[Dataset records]

+ + +

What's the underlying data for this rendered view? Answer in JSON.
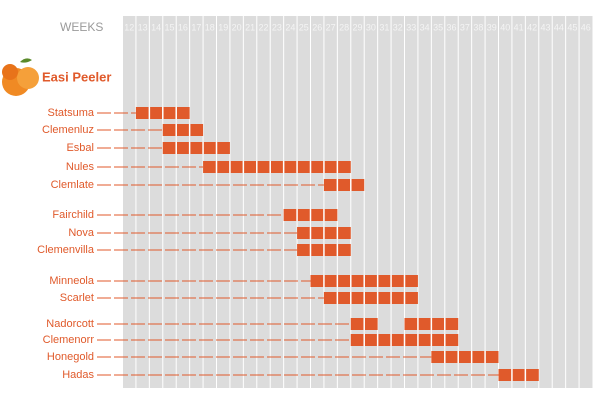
{
  "chart_data": {
    "type": "gantt",
    "x_label": "WEEKS",
    "title": "Easi Peeler",
    "xlim": [
      11.5,
      46.5
    ],
    "xticks": [
      12,
      13,
      14,
      15,
      16,
      17,
      18,
      19,
      20,
      21,
      22,
      23,
      24,
      25,
      26,
      27,
      28,
      29,
      30,
      31,
      32,
      33,
      34,
      35,
      36,
      37,
      38,
      39,
      40,
      41,
      42,
      43,
      44,
      45,
      46
    ],
    "color": "#e05a2b",
    "series": [
      {
        "name": "Statsuma",
        "segments": [
          [
            13,
            16
          ]
        ]
      },
      {
        "name": "Clemenluz",
        "segments": [
          [
            15,
            17
          ]
        ]
      },
      {
        "name": "Esbal",
        "segments": [
          [
            15,
            19
          ]
        ]
      },
      {
        "name": "Nules",
        "segments": [
          [
            18,
            28
          ]
        ]
      },
      {
        "name": "Clemlate",
        "segments": [
          [
            27,
            29
          ]
        ]
      },
      {
        "name": "Fairchild",
        "segments": [
          [
            24,
            27
          ]
        ]
      },
      {
        "name": "Nova",
        "segments": [
          [
            25,
            28
          ]
        ]
      },
      {
        "name": "Clemenvilla",
        "segments": [
          [
            25,
            28
          ]
        ]
      },
      {
        "name": "Minneola",
        "segments": [
          [
            26,
            33
          ]
        ]
      },
      {
        "name": "Scarlet",
        "segments": [
          [
            27,
            33
          ]
        ]
      },
      {
        "name": "Nadorcott",
        "segments": [
          [
            29,
            30
          ],
          [
            33,
            36
          ]
        ]
      },
      {
        "name": "Clemenorr",
        "segments": [
          [
            29,
            36
          ]
        ]
      },
      {
        "name": "Honegold",
        "segments": [
          [
            35,
            39
          ]
        ]
      },
      {
        "name": "Hadas",
        "segments": [
          [
            40,
            42
          ]
        ]
      }
    ]
  }
}
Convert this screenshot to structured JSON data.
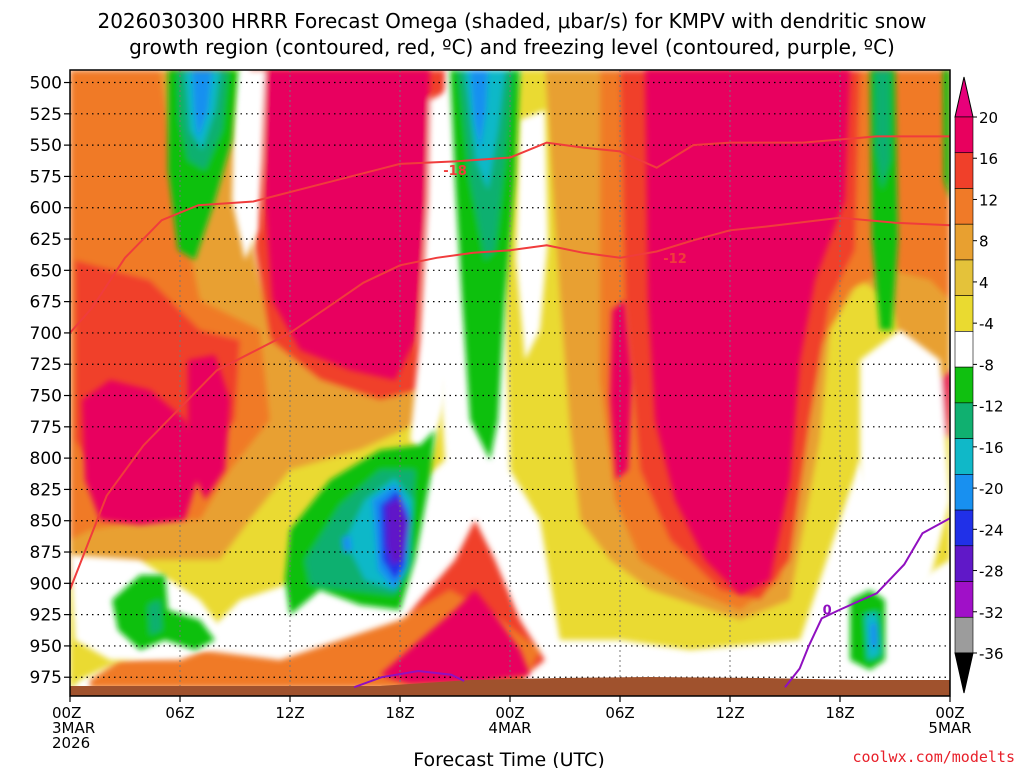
{
  "chart_data": {
    "type": "heatmap",
    "title_line1": "2026030300 HRRR Forecast Omega (shaded, μbar/s) for KMPV with dendritic snow",
    "title_line2": "growth region (contoured, red, ºC) and freezing level (contoured, purple, ºC)",
    "xlabel": "Forecast Time (UTC)",
    "credit": "coolwx.com/modelts",
    "y_ticks": [
      500,
      525,
      550,
      575,
      600,
      625,
      650,
      675,
      700,
      725,
      750,
      775,
      800,
      825,
      850,
      875,
      900,
      925,
      950,
      975
    ],
    "ylim": [
      490,
      990
    ],
    "x_range_hours": [
      0,
      48
    ],
    "x_ticks": [
      {
        "hour": 0,
        "label": "00Z",
        "sub1": "3MAR",
        "sub2": "2026"
      },
      {
        "hour": 6,
        "label": "06Z",
        "sub1": "",
        "sub2": ""
      },
      {
        "hour": 12,
        "label": "12Z",
        "sub1": "",
        "sub2": ""
      },
      {
        "hour": 18,
        "label": "18Z",
        "sub1": "",
        "sub2": ""
      },
      {
        "hour": 24,
        "label": "00Z",
        "sub1": "4MAR",
        "sub2": ""
      },
      {
        "hour": 30,
        "label": "06Z",
        "sub1": "",
        "sub2": ""
      },
      {
        "hour": 36,
        "label": "12Z",
        "sub1": "",
        "sub2": ""
      },
      {
        "hour": 42,
        "label": "18Z",
        "sub1": "",
        "sub2": ""
      },
      {
        "hour": 48,
        "label": "00Z",
        "sub1": "5MAR",
        "sub2": ""
      }
    ],
    "colorbar": {
      "labels": [
        "20",
        "16",
        "12",
        "8",
        "4",
        "-4",
        "-8",
        "-12",
        "-16",
        "-20",
        "-24",
        "-28",
        "-32",
        "-36"
      ],
      "bins": [
        {
          "color": "#e8005e"
        },
        {
          "color": "#f0402a"
        },
        {
          "color": "#f07a28"
        },
        {
          "color": "#e8a030"
        },
        {
          "color": "#e4c23a"
        },
        {
          "color": "#eada30"
        },
        {
          "color": "#ffffff"
        },
        {
          "color": "#10c010"
        },
        {
          "color": "#10b070"
        },
        {
          "color": "#10b8c8"
        },
        {
          "color": "#1890f0"
        },
        {
          "color": "#2030e8"
        },
        {
          "color": "#6018c8"
        },
        {
          "color": "#a010c8"
        },
        {
          "color": "#9c9c9c"
        }
      ],
      "top_color": "#e8007a",
      "bottom_color": "#000000"
    },
    "dgz_contours": [
      {
        "label": "-18",
        "color": "#f03c3c",
        "points": [
          [
            0,
            700
          ],
          [
            1.2,
            680
          ],
          [
            3,
            640
          ],
          [
            5,
            610
          ],
          [
            7,
            598
          ],
          [
            10,
            595
          ],
          [
            14,
            580
          ],
          [
            18,
            565
          ],
          [
            21,
            563
          ],
          [
            24,
            560
          ],
          [
            26,
            548
          ],
          [
            28,
            552
          ],
          [
            30,
            555
          ],
          [
            32,
            568
          ],
          [
            34,
            550
          ],
          [
            36,
            548
          ],
          [
            40,
            548
          ],
          [
            44,
            543
          ],
          [
            48,
            543
          ]
        ],
        "label_at": [
          21,
          570
        ]
      },
      {
        "label": "-12",
        "color": "#f03c3c",
        "points": [
          [
            0,
            905
          ],
          [
            2,
            830
          ],
          [
            4,
            790
          ],
          [
            6,
            760
          ],
          [
            8,
            730
          ],
          [
            10,
            715
          ],
          [
            12,
            700
          ],
          [
            14,
            680
          ],
          [
            16,
            660
          ],
          [
            18,
            646
          ],
          [
            20,
            640
          ],
          [
            22,
            636
          ],
          [
            24,
            634
          ],
          [
            26,
            630
          ],
          [
            28,
            636
          ],
          [
            30,
            640
          ],
          [
            32,
            635
          ],
          [
            34,
            626
          ],
          [
            36,
            618
          ],
          [
            38,
            615
          ],
          [
            42,
            608
          ],
          [
            45,
            612
          ],
          [
            48,
            614
          ]
        ],
        "label_at": [
          33,
          640
        ]
      }
    ],
    "freezing_contours": [
      {
        "label": "0",
        "color": "#9010c0",
        "points": [
          [
            15.5,
            983
          ],
          [
            17,
            975
          ],
          [
            19,
            970
          ],
          [
            20.8,
            973
          ],
          [
            21.5,
            978
          ]
        ],
        "label_at": null
      },
      {
        "label": "0",
        "color": "#9010c0",
        "points": [
          [
            39,
            983
          ],
          [
            39.8,
            968
          ],
          [
            40.3,
            950
          ],
          [
            41,
            928
          ],
          [
            42,
            921
          ],
          [
            44,
            908
          ],
          [
            45.5,
            885
          ],
          [
            46.5,
            860
          ],
          [
            48,
            848
          ]
        ],
        "label_at": [
          41.3,
          921
        ]
      }
    ],
    "terrain_color": "#a0522d"
  }
}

+ + +

Exercise description
Images in the records should not be copied. Repeat all the rest exactly.

Exercise answer
What's the underlying data for this rendered view? Answer in JSON.
{
  "chart_data": {
    "type": "gantt",
    "x_label": "WEEKS",
    "title": "Easi Peeler",
    "xlim": [
      11.5,
      46.5
    ],
    "xticks": [
      12,
      13,
      14,
      15,
      16,
      17,
      18,
      19,
      20,
      21,
      22,
      23,
      24,
      25,
      26,
      27,
      28,
      29,
      30,
      31,
      32,
      33,
      34,
      35,
      36,
      37,
      38,
      39,
      40,
      41,
      42,
      43,
      44,
      45,
      46
    ],
    "color": "#e05a2b",
    "series": [
      {
        "name": "Statsuma",
        "segments": [
          [
            13,
            16
          ]
        ]
      },
      {
        "name": "Clemenluz",
        "segments": [
          [
            15,
            17
          ]
        ]
      },
      {
        "name": "Esbal",
        "segments": [
          [
            15,
            19
          ]
        ]
      },
      {
        "name": "Nules",
        "segments": [
          [
            18,
            28
          ]
        ]
      },
      {
        "name": "Clemlate",
        "segments": [
          [
            27,
            29
          ]
        ]
      },
      {
        "name": "Fairchild",
        "segments": [
          [
            24,
            27
          ]
        ]
      },
      {
        "name": "Nova",
        "segments": [
          [
            25,
            28
          ]
        ]
      },
      {
        "name": "Clemenvilla",
        "segments": [
          [
            25,
            28
          ]
        ]
      },
      {
        "name": "Minneola",
        "segments": [
          [
            26,
            33
          ]
        ]
      },
      {
        "name": "Scarlet",
        "segments": [
          [
            27,
            33
          ]
        ]
      },
      {
        "name": "Nadorcott",
        "segments": [
          [
            29,
            30
          ],
          [
            33,
            36
          ]
        ]
      },
      {
        "name": "Clemenorr",
        "segments": [
          [
            29,
            36
          ]
        ]
      },
      {
        "name": "Honegold",
        "segments": [
          [
            35,
            39
          ]
        ]
      },
      {
        "name": "Hadas",
        "segments": [
          [
            40,
            42
          ]
        ]
      }
    ]
  }
}
Convert this screenshot to structured JSON data.
{
  "chart_data": {
    "type": "heatmap",
    "title_line1": "2026030300 HRRR Forecast Omega (shaded, μbar/s) for KMPV with dendritic snow",
    "title_line2": "growth region (contoured, red, ºC) and freezing level (contoured, purple, ºC)",
    "xlabel": "Forecast Time (UTC)",
    "credit": "coolwx.com/modelts",
    "y_ticks": [
      500,
      525,
      550,
      575,
      600,
      625,
      650,
      675,
      700,
      725,
      750,
      775,
      800,
      825,
      850,
      875,
      900,
      925,
      950,
      975
    ],
    "ylim": [
      490,
      990
    ],
    "x_range_hours": [
      0,
      48
    ],
    "x_ticks": [
      {
        "hour": 0,
        "label": "00Z",
        "sub1": "3MAR",
        "sub2": "2026"
      },
      {
        "hour": 6,
        "label": "06Z",
        "sub1": "",
        "sub2": ""
      },
      {
        "hour": 12,
        "label": "12Z",
        "sub1": "",
        "sub2": ""
      },
      {
        "hour": 18,
        "label": "18Z",
        "sub1": "",
        "sub2": ""
      },
      {
        "hour": 24,
        "label": "00Z",
        "sub1": "4MAR",
        "sub2": ""
      },
      {
        "hour": 30,
        "label": "06Z",
        "sub1": "",
        "sub2": ""
      },
      {
        "hour": 36,
        "label": "12Z",
        "sub1": "",
        "sub2": ""
      },
      {
        "hour": 42,
        "label": "18Z",
        "sub1": "",
        "sub2": ""
      },
      {
        "hour": 48,
        "label": "00Z",
        "sub1": "5MAR",
        "sub2": ""
      }
    ],
    "colorbar": {
      "labels": [
        "20",
        "16",
        "12",
        "8",
        "4",
        "-4",
        "-8",
        "-12",
        "-16",
        "-20",
        "-24",
        "-28",
        "-32",
        "-36"
      ],
      "bins": [
        {
          "color": "#e8005e"
        },
        {
          "color": "#f0402a"
        },
        {
          "color": "#f07a28"
        },
        {
          "color": "#e8a030"
        },
        {
          "color": "#e4c23a"
        },
        {
          "color": "#eada30"
        },
        {
          "color": "#ffffff"
        },
        {
          "color": "#10c010"
        },
        {
          "color": "#10b070"
        },
        {
          "color": "#10b8c8"
        },
        {
          "color": "#1890f0"
        },
        {
          "color": "#2030e8"
        },
        {
          "color": "#6018c8"
        },
        {
          "color": "#a010c8"
        },
        {
          "color": "#9c9c9c"
        }
      ],
      "top_color": "#e8007a",
      "bottom_color": "#000000"
    },
    "dgz_contours": [
      {
        "label": "-18",
        "color": "#f03c3c",
        "points": [
          [
            0,
            700
          ],
          [
            1.2,
            680
          ],
          [
            3,
            640
          ],
          [
            5,
            610
          ],
          [
            7,
            598
          ],
          [
            10,
            595
          ],
          [
            14,
            580
          ],
          [
            18,
            565
          ],
          [
            21,
            563
          ],
          [
            24,
            560
          ],
          [
            26,
            548
          ],
          [
            28,
            552
          ],
          [
            30,
            555
          ],
          [
            32,
            568
          ],
          [
            34,
            550
          ],
          [
            36,
            548
          ],
          [
            40,
            548
          ],
          [
            44,
            543
          ],
          [
            48,
            543
          ]
        ],
        "label_at": [
          21,
          570
        ]
      },
      {
        "label": "-12",
        "color": "#f03c3c",
        "points": [
          [
            0,
            905
          ],
          [
            2,
            830
          ],
          [
            4,
            790
          ],
          [
            6,
            760
          ],
          [
            8,
            730
          ],
          [
            10,
            715
          ],
          [
            12,
            700
          ],
          [
            14,
            680
          ],
          [
            16,
            660
          ],
          [
            18,
            646
          ],
          [
            20,
            640
          ],
          [
            22,
            636
          ],
          [
            24,
            634
          ],
          [
            26,
            630
          ],
          [
            28,
            636
          ],
          [
            30,
            640
          ],
          [
            32,
            635
          ],
          [
            34,
            626
          ],
          [
            36,
            618
          ],
          [
            38,
            615
          ],
          [
            42,
            608
          ],
          [
            45,
            612
          ],
          [
            48,
            614
          ]
        ],
        "label_at": [
          33,
          640
        ]
      }
    ],
    "freezing_contours": [
      {
        "label": "0",
        "color": "#9010c0",
        "points": [
          [
            15.5,
            983
          ],
          [
            17,
            975
          ],
          [
            19,
            970
          ],
          [
            20.8,
            973
          ],
          [
            21.5,
            978
          ]
        ],
        "label_at": null
      },
      {
        "label": "0",
        "color": "#9010c0",
        "points": [
          [
            39,
            983
          ],
          [
            39.8,
            968
          ],
          [
            40.3,
            950
          ],
          [
            41,
            928
          ],
          [
            42,
            921
          ],
          [
            44,
            908
          ],
          [
            45.5,
            885
          ],
          [
            46.5,
            860
          ],
          [
            48,
            848
          ]
        ],
        "label_at": [
          41.3,
          921
        ]
      }
    ],
    "terrain_color": "#a0522d"
  }
}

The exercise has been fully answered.